Goal: Show each line of the data below that has the string "catheter" in it.

Task inputs:
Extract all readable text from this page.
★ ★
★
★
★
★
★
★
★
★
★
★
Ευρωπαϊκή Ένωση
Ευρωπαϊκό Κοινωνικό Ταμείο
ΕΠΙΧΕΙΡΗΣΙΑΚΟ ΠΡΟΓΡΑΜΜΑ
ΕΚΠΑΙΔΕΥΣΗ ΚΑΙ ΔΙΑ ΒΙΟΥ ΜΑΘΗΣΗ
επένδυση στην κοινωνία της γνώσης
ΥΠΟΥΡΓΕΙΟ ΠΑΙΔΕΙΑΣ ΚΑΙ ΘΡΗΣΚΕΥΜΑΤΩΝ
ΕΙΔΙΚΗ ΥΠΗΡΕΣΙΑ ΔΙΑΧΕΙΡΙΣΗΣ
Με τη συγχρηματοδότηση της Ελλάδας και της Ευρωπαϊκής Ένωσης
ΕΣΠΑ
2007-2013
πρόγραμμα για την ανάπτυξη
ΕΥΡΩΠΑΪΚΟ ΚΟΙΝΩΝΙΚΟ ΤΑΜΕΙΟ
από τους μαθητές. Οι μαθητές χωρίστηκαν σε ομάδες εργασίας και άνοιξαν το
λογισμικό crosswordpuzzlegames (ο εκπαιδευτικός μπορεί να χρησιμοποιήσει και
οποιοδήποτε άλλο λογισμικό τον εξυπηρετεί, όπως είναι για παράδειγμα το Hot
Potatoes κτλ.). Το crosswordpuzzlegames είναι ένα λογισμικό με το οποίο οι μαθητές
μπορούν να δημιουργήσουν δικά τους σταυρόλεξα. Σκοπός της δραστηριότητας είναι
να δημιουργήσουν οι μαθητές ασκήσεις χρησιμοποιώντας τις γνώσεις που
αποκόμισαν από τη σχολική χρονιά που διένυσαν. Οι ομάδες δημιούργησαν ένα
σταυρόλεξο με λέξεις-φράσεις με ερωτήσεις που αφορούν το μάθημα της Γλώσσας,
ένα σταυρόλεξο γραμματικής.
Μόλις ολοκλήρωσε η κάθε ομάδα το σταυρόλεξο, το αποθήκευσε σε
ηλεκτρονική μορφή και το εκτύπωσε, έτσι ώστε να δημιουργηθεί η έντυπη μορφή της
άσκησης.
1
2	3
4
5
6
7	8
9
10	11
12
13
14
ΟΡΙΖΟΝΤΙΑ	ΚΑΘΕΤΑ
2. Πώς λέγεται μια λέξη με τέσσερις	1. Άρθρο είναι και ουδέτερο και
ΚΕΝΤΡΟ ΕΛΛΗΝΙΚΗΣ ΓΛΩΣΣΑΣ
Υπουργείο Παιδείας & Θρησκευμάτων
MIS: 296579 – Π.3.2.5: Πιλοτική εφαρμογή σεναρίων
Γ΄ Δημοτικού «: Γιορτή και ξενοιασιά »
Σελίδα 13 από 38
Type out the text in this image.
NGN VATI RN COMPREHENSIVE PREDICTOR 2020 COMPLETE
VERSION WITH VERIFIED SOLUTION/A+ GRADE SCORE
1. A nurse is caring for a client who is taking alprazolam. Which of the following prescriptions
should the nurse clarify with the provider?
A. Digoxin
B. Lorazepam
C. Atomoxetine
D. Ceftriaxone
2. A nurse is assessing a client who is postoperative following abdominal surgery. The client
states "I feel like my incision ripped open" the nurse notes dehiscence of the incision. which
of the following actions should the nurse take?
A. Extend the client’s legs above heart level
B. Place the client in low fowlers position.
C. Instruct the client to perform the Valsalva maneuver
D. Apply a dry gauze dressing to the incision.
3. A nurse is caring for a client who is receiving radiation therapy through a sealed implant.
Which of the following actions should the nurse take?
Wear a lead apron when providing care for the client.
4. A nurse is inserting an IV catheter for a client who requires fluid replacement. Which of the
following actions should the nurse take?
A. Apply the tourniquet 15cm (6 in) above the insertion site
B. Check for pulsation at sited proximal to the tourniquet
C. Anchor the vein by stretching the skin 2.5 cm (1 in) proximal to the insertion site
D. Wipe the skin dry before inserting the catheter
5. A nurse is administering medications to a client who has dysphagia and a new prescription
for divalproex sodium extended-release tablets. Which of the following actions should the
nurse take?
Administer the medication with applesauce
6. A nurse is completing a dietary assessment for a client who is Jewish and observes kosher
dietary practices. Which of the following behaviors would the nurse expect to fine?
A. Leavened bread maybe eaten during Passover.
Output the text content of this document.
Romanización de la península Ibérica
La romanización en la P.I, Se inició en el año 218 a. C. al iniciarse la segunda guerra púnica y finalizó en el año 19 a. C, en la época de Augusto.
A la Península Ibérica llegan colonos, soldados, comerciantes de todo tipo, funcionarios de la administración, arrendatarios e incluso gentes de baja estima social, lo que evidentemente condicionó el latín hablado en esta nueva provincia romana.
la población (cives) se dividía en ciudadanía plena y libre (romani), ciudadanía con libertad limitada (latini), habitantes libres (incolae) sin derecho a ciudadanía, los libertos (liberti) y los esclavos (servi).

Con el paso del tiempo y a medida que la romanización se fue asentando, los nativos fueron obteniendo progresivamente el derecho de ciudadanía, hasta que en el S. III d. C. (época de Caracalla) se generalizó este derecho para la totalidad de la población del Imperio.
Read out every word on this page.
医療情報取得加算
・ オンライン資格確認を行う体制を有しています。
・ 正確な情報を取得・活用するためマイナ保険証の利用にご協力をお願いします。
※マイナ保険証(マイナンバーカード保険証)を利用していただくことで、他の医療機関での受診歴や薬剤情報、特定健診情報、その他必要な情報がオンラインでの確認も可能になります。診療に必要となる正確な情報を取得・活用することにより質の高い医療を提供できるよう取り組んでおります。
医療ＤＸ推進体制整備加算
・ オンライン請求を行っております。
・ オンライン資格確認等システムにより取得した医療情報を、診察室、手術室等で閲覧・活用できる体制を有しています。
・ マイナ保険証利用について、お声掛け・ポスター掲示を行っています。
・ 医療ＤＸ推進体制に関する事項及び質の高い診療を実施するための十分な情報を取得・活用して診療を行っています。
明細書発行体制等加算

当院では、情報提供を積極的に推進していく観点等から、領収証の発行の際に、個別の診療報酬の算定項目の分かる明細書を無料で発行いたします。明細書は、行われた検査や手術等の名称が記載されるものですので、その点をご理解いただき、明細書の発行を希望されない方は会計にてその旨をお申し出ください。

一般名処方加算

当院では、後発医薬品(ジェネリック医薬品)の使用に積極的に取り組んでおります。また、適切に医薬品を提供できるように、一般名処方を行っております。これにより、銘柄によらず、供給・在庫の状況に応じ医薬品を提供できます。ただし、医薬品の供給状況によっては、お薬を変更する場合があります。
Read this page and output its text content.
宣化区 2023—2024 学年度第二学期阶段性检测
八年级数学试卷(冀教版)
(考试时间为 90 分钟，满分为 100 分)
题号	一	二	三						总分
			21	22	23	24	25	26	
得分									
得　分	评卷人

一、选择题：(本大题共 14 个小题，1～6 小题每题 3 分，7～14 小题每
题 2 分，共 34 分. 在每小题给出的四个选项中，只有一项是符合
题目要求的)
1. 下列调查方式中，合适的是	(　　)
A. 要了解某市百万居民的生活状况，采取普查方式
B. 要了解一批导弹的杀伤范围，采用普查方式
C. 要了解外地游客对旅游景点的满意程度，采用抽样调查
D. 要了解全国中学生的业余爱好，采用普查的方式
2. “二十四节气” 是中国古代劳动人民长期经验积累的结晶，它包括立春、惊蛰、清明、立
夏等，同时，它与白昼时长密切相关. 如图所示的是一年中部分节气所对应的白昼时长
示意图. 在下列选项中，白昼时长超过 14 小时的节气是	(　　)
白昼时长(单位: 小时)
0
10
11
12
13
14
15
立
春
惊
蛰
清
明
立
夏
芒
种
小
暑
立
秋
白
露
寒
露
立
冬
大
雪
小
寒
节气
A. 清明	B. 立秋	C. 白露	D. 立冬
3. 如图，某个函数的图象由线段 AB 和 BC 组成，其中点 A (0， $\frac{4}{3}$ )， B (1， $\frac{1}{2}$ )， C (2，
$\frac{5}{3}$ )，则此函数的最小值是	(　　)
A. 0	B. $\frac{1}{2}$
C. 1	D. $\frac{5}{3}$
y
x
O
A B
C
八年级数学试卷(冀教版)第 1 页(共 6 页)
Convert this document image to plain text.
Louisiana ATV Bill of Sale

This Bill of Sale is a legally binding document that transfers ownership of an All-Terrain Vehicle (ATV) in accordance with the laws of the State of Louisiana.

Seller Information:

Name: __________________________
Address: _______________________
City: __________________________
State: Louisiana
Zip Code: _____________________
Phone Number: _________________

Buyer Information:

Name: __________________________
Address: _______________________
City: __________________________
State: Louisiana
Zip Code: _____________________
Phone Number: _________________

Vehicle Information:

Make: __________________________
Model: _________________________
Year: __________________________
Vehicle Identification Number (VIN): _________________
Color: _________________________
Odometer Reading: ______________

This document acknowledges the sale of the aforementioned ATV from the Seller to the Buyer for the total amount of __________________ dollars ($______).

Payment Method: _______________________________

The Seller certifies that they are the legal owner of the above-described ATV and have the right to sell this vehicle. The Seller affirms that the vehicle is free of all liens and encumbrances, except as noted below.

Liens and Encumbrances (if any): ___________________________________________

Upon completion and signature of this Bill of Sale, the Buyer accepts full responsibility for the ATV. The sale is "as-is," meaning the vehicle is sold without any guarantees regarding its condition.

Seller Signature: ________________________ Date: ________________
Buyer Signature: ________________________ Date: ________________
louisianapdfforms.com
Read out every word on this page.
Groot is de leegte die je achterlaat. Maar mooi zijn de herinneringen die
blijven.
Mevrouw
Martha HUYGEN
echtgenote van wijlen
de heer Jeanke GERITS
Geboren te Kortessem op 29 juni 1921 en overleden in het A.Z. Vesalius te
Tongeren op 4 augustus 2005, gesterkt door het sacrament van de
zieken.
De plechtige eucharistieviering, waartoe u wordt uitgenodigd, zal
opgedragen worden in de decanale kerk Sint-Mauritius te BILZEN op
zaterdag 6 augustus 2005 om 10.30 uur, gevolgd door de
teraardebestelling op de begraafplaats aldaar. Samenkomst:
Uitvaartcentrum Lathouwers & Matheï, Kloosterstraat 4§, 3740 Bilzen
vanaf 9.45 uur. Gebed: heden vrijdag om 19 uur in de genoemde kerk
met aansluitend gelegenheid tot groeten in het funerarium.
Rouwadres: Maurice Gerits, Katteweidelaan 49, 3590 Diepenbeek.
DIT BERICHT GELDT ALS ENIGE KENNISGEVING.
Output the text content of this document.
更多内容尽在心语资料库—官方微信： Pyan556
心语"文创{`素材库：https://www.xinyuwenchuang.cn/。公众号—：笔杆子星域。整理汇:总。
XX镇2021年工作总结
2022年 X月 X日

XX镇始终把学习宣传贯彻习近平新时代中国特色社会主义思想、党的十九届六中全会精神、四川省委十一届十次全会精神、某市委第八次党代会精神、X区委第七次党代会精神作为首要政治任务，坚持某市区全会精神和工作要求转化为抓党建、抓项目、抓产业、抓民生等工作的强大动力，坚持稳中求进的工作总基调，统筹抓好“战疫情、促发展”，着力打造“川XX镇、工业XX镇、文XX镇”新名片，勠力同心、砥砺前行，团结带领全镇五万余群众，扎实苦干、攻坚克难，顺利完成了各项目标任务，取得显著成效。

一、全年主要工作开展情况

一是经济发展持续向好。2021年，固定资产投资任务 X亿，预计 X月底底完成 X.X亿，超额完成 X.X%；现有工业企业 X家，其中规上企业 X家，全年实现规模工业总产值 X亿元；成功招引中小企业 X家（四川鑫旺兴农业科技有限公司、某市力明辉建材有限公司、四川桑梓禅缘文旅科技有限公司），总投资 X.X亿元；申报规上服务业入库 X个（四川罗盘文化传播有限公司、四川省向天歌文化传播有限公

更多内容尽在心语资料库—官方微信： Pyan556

The completed task:
4. A nurse is inserting an IV catheter for a client who requires fluid replacement. Which of the
D. Wipe the skin dry before inserting the catheter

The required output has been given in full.